### GIVEN PROBLEM
Your task is to repeat all of the material exactly.

┌─ SOURCE RECORDS

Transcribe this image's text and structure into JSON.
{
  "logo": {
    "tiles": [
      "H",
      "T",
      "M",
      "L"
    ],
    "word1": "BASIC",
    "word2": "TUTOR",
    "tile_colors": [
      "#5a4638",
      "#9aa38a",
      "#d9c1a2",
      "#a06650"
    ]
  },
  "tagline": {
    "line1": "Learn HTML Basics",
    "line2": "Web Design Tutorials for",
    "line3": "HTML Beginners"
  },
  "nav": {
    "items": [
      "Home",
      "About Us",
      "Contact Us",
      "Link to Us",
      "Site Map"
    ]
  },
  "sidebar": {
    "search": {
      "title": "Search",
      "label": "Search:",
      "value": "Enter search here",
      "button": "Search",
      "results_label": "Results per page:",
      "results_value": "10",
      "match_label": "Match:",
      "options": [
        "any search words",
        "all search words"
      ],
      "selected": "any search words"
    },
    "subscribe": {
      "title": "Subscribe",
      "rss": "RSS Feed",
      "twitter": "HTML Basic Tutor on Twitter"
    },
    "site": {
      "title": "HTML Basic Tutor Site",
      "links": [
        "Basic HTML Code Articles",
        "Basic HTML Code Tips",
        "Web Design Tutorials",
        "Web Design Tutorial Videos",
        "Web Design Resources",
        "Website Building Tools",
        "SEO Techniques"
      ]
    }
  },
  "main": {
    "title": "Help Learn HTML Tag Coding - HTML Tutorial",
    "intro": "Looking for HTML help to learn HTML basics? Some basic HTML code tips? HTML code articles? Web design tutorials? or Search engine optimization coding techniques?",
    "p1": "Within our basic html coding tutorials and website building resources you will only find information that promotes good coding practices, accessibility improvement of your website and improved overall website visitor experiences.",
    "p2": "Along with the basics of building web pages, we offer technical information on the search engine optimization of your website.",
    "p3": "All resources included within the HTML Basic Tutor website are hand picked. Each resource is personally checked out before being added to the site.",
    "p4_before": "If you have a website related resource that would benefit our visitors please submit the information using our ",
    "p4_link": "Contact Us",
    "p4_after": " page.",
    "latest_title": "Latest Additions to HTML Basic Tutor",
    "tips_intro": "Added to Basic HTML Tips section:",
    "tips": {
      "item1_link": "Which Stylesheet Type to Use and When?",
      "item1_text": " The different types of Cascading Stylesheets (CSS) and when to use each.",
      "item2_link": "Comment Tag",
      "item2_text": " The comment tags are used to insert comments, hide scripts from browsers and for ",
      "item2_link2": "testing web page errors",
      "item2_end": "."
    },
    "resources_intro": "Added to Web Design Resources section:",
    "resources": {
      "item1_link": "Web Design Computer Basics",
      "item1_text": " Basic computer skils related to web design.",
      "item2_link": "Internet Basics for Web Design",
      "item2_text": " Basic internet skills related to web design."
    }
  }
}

└─

### EXPECTED OUTPUT
Transcribe this image's text and structure into JSON.
{
  "logo": {
    "tiles": [
      "H",
      "T",
      "M",
      "L"
    ],
    "word1": "BASIC",
    "word2": "TUTOR",
    "tile_colors": [
      "#5a4638",
      "#9aa38a",
      "#d9c1a2",
      "#a06650"
    ]
  },
  "tagline": {
    "line1": "Learn HTML Basics",
    "line2": "Web Design Tutorials for",
    "line3": "HTML Beginners"
  },
  "nav": {
    "items": [
      "Home",
      "About Us",
      "Contact Us",
      "Link to Us",
      "Site Map"
    ]
  },
  "sidebar": {
    "search": {
      "title": "Search",
      "label": "Search:",
      "value": "Enter search here",
      "button": "Search",
      "results_label": "Results per page:",
      "results_value": "10",
      "match_label": "Match:",
      "options": [
        "any search words",
        "all search words"
      ],
      "selected": "any search words"
    },
    "subscribe": {
      "title": "Subscribe",
      "rss": "RSS Feed",
      "twitter": "HTML Basic Tutor on Twitter"
    },
    "site": {
      "title": "HTML Basic Tutor Site",
      "links": [
        "Basic HTML Code Articles",
        "Basic HTML Code Tips",
        "Web Design Tutorials",
        "Web Design Tutorial Videos",
        "Web Design Resources",
        "Website Building Tools",
        "SEO Techniques"
      ]
    }
  },
  "main": {
    "title": "Help Learn HTML Tag Coding - HTML Tutorial",
    "intro": "Looking for HTML help to learn HTML basics? Some basic HTML code tips? HTML code articles? Web design tutorials? or Search engine optimization coding techniques?",
    "p1": "Within our basic html coding tutorials and website building resources you will only find information that promotes good coding practices, accessibility improvement of your website and improved overall website visitor experiences.",
    "p2": "Along with the basics of building web pages, we offer technical information on the search engine optimization of your website.",
    "p3": "All resources included within the HTML Basic Tutor website are hand picked. Each resource is personally checked out before being added to the site.",
    "p4_before": "If you have a website related resource that would benefit our visitors please submit the information using our ",
    "p4_link": "Contact Us",
    "p4_after": " page.",
    "latest_title": "Latest Additions to HTML Basic Tutor",
    "tips_intro": "Added to Basic HTML Tips section:",
    "tips": {
      "item1_link": "Which Stylesheet Type to Use and When?",
      "item1_text": " The different types of Cascading Stylesheets (CSS) and when to use each.",
      "item2_link": "Comment Tag",
      "item2_text": " The comment tags are used to insert comments, hide scripts from browsers and for ",
      "item2_link2": "testing web page errors",
      "item2_end": "."
    },
    "resources_intro": "Added to Web Design Resources section:",
    "resources": {
      "item1_link": "Web Design Computer Basics",
      "item1_text": " Basic computer skils related to web design.",
      "item2_link": "Internet Basics for Web Design",
      "item2_text": " Basic internet skills related to web design."
    }
  }
}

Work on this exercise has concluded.